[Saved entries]

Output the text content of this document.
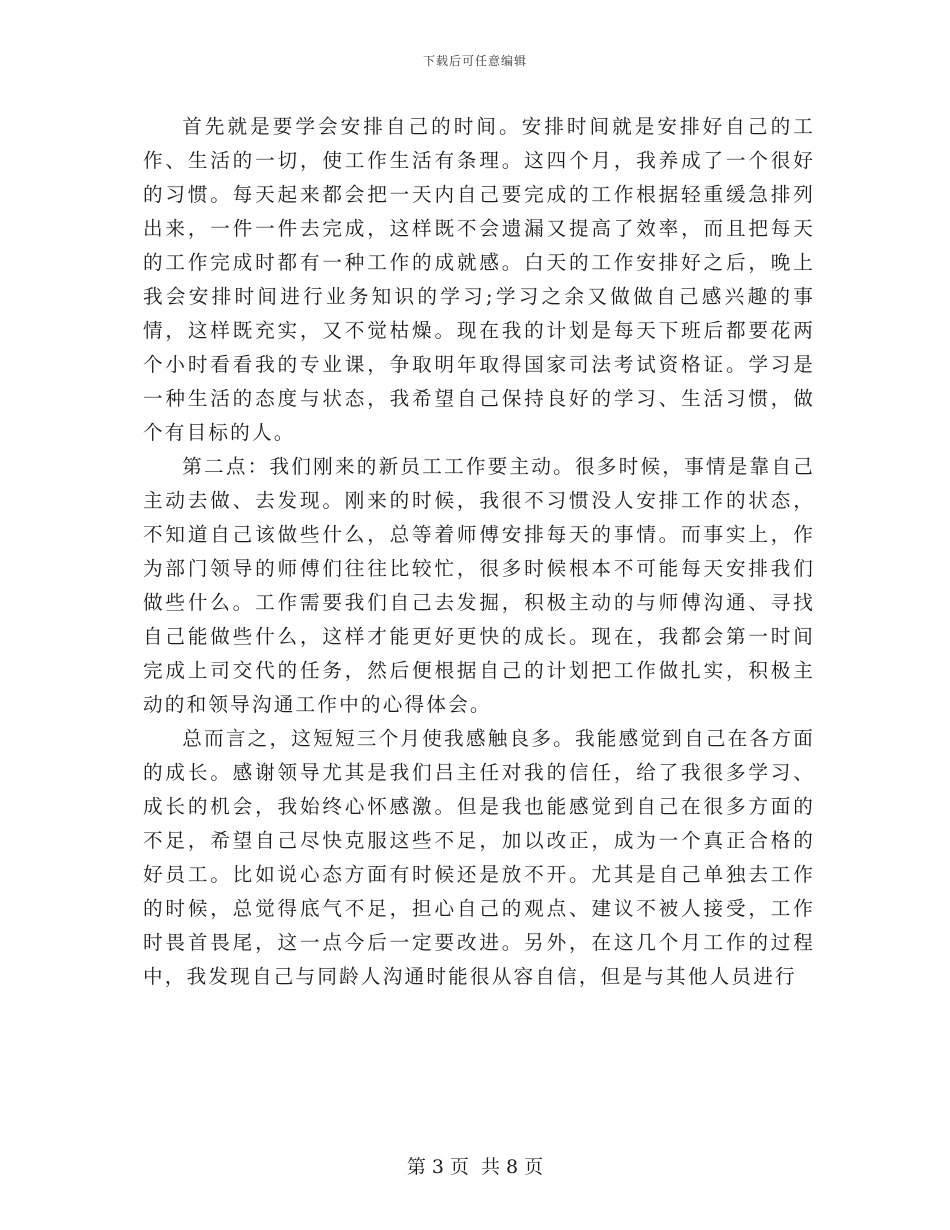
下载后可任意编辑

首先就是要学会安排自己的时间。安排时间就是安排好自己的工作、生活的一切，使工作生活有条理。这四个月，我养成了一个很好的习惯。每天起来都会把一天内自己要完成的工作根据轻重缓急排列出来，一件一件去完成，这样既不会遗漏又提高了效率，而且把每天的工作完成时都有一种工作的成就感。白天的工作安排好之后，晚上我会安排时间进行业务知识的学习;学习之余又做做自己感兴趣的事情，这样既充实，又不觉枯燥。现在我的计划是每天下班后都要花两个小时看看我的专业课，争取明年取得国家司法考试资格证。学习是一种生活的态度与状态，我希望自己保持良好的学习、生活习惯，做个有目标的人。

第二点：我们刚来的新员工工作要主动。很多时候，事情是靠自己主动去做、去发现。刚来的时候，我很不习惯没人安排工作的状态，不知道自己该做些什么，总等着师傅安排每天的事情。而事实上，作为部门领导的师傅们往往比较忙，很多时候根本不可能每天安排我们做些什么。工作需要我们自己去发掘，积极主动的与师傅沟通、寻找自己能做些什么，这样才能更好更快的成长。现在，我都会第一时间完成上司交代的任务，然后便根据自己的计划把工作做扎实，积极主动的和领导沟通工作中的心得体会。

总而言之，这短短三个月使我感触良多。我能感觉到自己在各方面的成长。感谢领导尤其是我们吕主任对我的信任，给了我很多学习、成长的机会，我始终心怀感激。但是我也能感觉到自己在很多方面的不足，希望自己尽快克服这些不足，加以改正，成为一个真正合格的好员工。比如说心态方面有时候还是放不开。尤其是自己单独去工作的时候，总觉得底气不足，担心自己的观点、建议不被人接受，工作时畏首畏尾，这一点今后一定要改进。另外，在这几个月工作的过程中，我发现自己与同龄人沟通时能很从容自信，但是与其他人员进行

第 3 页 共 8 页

**What is asked**
Print each line of the material above exactly, with the pictures removed from your copy.

**Answer to the exercise**
Output the text content of this document.
下载后可任意编辑

首先就是要学会安排自己的时间。安排时间就是安排好自己的工作、生活的一切，使工作生活有条理。这四个月，我养成了一个很好的习惯。每天起来都会把一天内自己要完成的工作根据轻重缓急排列出来，一件一件去完成，这样既不会遗漏又提高了效率，而且把每天的工作完成时都有一种工作的成就感。白天的工作安排好之后，晚上我会安排时间进行业务知识的学习;学习之余又做做自己感兴趣的事情，这样既充实，又不觉枯燥。现在我的计划是每天下班后都要花两个小时看看我的专业课，争取明年取得国家司法考试资格证。学习是一种生活的态度与状态，我希望自己保持良好的学习、生活习惯，做个有目标的人。

第二点：我们刚来的新员工工作要主动。很多时候，事情是靠自己主动去做、去发现。刚来的时候，我很不习惯没人安排工作的状态，不知道自己该做些什么，总等着师傅安排每天的事情。而事实上，作为部门领导的师傅们往往比较忙，很多时候根本不可能每天安排我们做些什么。工作需要我们自己去发掘，积极主动的与师傅沟通、寻找自己能做些什么，这样才能更好更快的成长。现在，我都会第一时间完成上司交代的任务，然后便根据自己的计划把工作做扎实，积极主动的和领导沟通工作中的心得体会。

总而言之，这短短三个月使我感触良多。我能感觉到自己在各方面的成长。感谢领导尤其是我们吕主任对我的信任，给了我很多学习、成长的机会，我始终心怀感激。但是我也能感觉到自己在很多方面的不足，希望自己尽快克服这些不足，加以改正，成为一个真正合格的好员工。比如说心态方面有时候还是放不开。尤其是自己单独去工作的时候，总觉得底气不足，担心自己的观点、建议不被人接受，工作时畏首畏尾，这一点今后一定要改进。另外，在这几个月工作的过程中，我发现自己与同龄人沟通时能很从容自信，但是与其他人员进行

第 3 页 共 8 页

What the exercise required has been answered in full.